_YOUR GOAL_
Gather all lines from the material that contain "menschlichen".

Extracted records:
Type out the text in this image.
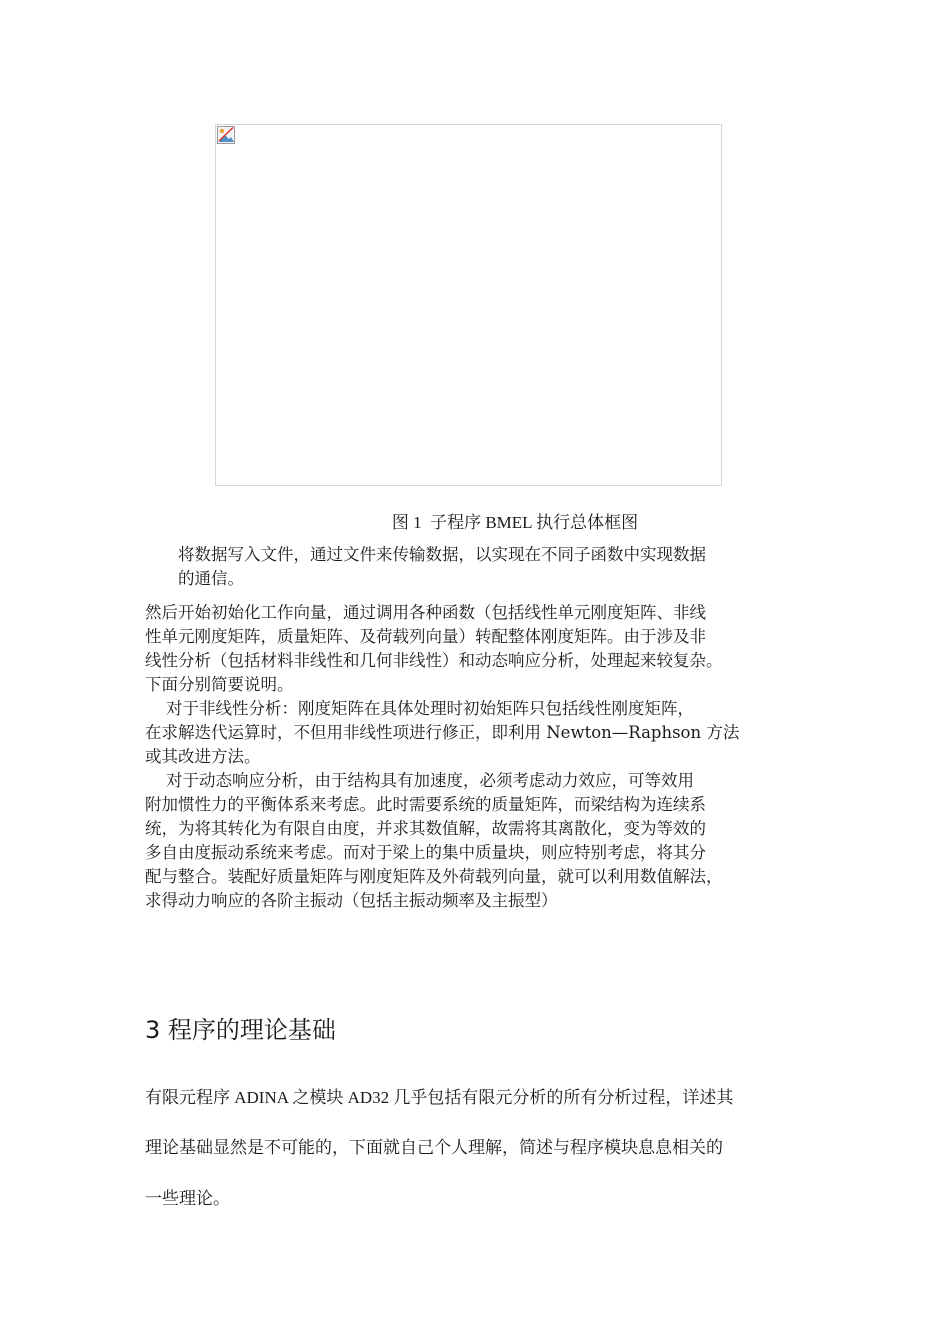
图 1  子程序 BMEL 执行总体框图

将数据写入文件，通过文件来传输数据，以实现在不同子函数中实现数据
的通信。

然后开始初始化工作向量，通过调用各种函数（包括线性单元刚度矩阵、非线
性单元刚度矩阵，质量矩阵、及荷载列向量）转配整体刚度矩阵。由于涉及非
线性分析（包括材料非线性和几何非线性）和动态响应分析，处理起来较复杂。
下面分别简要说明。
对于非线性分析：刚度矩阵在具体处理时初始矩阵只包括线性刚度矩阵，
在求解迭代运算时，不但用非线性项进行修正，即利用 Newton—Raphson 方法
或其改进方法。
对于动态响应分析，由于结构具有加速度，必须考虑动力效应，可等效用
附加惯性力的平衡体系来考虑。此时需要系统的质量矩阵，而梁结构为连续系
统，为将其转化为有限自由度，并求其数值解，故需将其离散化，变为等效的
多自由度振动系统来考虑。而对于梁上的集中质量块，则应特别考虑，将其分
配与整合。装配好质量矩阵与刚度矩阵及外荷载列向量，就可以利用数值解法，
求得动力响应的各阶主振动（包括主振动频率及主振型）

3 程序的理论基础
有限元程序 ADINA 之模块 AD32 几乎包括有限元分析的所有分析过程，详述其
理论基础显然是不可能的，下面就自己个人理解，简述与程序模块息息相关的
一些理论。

---

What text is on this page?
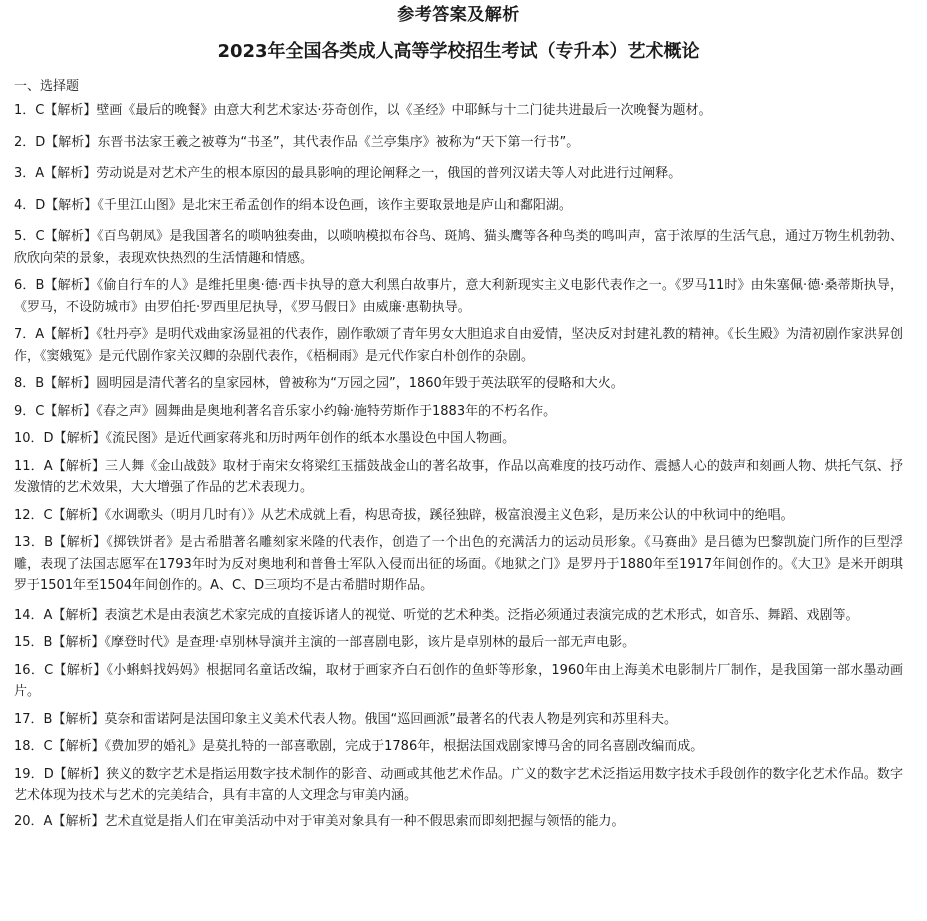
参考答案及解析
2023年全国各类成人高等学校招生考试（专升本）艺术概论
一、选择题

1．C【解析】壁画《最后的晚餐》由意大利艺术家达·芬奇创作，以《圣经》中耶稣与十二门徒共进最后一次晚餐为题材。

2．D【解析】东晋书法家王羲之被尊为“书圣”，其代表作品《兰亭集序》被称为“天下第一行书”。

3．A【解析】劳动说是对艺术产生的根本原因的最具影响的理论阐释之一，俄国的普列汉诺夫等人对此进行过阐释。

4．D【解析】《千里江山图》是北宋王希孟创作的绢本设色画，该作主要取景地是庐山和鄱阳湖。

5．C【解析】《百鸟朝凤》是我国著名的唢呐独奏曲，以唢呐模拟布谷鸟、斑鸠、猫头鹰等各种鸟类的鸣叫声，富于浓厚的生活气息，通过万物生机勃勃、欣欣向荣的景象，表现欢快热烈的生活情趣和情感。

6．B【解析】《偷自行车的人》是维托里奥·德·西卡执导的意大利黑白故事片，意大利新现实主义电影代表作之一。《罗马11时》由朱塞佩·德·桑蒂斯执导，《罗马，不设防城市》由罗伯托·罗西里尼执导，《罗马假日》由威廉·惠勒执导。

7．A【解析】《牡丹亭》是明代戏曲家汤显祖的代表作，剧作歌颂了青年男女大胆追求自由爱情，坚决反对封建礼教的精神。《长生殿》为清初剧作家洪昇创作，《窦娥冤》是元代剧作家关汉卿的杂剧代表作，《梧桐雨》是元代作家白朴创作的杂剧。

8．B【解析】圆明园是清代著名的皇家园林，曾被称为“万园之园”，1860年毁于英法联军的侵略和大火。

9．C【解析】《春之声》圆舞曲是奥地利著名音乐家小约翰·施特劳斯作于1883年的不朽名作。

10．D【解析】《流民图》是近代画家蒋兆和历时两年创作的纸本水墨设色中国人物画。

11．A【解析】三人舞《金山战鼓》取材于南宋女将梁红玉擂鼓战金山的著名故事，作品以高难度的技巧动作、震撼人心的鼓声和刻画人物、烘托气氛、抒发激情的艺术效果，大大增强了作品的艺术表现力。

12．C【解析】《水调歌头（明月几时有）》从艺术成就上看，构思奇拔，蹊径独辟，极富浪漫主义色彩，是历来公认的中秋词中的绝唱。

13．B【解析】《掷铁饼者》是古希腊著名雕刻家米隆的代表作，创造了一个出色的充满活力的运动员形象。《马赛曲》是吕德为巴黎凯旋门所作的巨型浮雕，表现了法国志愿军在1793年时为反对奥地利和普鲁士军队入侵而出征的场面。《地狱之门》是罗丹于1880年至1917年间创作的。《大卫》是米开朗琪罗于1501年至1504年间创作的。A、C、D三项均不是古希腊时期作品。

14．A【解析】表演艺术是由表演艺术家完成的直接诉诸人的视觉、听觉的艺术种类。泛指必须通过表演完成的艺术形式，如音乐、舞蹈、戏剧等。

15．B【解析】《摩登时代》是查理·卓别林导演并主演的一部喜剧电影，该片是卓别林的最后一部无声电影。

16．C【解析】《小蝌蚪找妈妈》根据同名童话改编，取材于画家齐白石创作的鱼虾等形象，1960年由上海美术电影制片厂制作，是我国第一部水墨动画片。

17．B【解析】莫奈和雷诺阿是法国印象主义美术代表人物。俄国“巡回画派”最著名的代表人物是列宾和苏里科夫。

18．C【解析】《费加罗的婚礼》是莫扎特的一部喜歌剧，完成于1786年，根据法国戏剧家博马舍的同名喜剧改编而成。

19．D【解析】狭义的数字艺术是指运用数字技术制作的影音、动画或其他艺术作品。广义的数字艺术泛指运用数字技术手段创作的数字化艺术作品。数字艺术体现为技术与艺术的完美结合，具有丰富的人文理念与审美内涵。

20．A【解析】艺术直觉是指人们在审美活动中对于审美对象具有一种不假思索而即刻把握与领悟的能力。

--

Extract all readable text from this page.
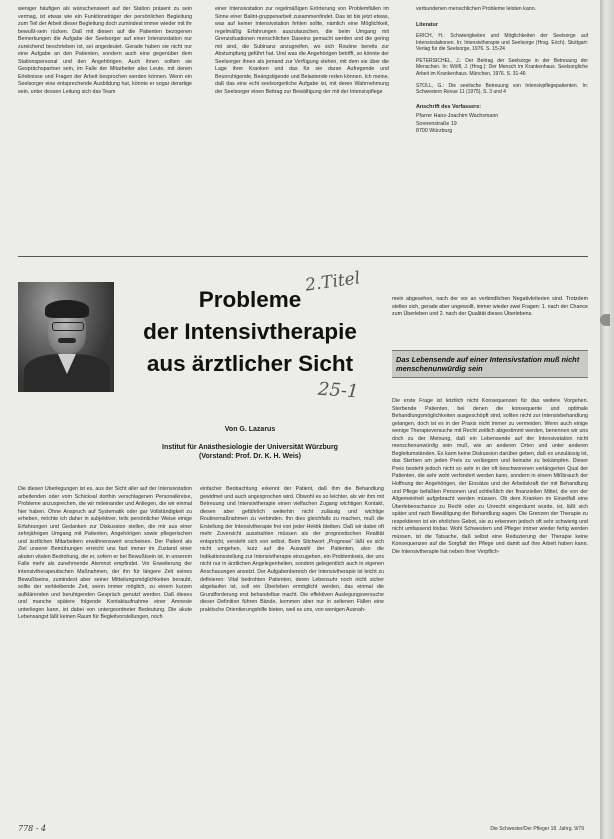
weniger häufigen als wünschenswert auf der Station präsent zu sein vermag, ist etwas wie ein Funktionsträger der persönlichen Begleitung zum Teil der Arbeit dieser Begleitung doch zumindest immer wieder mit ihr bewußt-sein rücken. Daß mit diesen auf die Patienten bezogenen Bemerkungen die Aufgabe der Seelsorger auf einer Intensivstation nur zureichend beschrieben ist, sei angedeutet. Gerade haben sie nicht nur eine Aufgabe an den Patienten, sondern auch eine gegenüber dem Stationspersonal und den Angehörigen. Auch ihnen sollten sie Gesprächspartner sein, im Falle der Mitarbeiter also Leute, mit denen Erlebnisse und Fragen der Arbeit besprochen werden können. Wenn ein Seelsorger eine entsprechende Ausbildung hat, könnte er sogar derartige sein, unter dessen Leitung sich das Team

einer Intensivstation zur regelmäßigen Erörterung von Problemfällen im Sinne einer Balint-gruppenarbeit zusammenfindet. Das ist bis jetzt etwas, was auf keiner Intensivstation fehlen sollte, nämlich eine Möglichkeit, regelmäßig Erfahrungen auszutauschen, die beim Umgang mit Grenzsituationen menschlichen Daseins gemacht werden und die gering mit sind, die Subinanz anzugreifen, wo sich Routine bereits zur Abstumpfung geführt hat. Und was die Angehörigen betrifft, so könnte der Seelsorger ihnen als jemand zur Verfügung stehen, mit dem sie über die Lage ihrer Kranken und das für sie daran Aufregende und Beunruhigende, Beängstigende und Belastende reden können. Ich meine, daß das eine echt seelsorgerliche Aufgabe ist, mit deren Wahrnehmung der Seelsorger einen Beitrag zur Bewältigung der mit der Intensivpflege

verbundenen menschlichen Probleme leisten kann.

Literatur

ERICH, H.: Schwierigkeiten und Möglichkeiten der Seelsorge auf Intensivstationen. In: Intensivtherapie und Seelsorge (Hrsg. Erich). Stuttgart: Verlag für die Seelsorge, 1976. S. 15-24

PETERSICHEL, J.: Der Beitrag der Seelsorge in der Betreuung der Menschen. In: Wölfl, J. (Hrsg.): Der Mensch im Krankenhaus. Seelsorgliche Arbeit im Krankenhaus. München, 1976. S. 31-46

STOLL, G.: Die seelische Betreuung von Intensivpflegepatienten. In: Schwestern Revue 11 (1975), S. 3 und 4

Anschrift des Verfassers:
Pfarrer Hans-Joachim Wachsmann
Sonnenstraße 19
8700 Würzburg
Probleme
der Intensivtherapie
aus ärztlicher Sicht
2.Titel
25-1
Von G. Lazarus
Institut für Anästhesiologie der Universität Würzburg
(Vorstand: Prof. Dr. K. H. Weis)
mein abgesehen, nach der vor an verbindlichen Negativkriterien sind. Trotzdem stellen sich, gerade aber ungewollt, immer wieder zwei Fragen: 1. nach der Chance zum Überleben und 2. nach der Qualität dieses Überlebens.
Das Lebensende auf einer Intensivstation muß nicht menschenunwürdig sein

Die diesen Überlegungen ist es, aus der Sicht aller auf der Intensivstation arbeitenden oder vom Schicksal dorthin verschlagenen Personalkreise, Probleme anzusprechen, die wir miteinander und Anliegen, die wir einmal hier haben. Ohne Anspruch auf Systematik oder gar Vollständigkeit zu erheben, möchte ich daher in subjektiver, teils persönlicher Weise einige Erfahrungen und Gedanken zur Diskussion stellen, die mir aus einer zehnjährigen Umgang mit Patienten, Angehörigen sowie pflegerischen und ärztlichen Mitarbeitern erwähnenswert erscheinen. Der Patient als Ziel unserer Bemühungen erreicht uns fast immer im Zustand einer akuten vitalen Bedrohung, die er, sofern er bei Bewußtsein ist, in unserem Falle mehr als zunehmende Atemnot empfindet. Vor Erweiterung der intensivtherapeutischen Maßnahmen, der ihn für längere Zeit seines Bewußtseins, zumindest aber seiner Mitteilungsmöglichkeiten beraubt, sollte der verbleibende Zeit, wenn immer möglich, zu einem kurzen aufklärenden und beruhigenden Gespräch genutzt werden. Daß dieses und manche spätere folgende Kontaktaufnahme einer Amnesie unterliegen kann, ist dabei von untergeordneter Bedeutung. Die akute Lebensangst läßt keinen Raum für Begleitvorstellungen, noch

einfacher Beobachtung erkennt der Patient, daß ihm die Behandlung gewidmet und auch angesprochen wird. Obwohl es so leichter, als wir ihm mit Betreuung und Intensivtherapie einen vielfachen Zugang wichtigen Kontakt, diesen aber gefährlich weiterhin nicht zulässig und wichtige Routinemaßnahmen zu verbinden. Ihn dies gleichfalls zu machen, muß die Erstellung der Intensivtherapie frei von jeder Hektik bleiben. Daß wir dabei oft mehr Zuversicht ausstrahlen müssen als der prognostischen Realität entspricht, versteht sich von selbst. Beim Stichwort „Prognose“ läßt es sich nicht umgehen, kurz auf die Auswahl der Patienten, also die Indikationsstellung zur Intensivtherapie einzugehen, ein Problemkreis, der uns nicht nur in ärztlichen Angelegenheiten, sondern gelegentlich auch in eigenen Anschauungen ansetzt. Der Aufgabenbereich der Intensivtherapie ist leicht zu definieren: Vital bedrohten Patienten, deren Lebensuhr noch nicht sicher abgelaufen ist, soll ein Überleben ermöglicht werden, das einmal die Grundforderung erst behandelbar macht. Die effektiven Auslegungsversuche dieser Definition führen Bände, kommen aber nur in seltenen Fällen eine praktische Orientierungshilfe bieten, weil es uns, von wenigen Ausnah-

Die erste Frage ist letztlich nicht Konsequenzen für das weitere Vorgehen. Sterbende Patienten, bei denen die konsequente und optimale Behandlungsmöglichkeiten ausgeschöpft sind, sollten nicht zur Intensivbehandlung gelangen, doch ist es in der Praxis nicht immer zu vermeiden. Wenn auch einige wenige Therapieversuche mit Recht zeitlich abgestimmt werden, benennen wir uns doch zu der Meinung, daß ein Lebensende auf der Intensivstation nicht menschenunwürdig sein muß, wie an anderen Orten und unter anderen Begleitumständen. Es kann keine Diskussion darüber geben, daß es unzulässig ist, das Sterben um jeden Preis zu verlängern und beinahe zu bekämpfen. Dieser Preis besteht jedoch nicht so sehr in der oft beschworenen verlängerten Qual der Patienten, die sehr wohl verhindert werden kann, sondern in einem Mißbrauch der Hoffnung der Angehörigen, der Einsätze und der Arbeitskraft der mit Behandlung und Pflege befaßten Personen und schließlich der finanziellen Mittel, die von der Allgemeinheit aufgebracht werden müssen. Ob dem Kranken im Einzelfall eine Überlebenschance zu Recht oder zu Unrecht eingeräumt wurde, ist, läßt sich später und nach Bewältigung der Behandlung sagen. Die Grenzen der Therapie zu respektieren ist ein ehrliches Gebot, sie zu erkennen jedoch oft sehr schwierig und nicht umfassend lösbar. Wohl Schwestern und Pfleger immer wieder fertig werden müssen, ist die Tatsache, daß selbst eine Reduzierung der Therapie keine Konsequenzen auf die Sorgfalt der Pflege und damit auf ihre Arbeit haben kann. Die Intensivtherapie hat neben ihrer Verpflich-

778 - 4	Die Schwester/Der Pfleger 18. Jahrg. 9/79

_SOLUTION FOR THIS EXERCISE_
einer Intensivstation zur regelmäßigen Erörterung von Problemfällen im Sinne einer Balint-gruppenarbeit zusammenfindet. Das ist bis jetzt etwas, was auf keiner Intensivstation fehlen sollte, nämlich eine Möglichkeit, regelmäßig Erfahrungen auszutauschen, die beim Umgang mit Grenzsituationen menschlichen Daseins gemacht werden und die gering mit sind, die Subinanz anzugreifen, wo sich Routine bereits zur Abstumpfung geführt hat. Und was die Angehörigen betrifft, so könnte der Seelsorger ihnen als jemand zur Verfügung stehen, mit dem sie über die Lage ihrer Kranken und das für sie daran Aufregende und Beunruhigende, Beängstigende und Belastende reden können. Ich meine, daß das eine echt seelsorgerliche Aufgabe ist, mit deren Wahrnehmung der Seelsorger einen Beitrag zur Bewältigung der mit der Intensivpflege
verbundenen menschlichen Probleme leisten kann.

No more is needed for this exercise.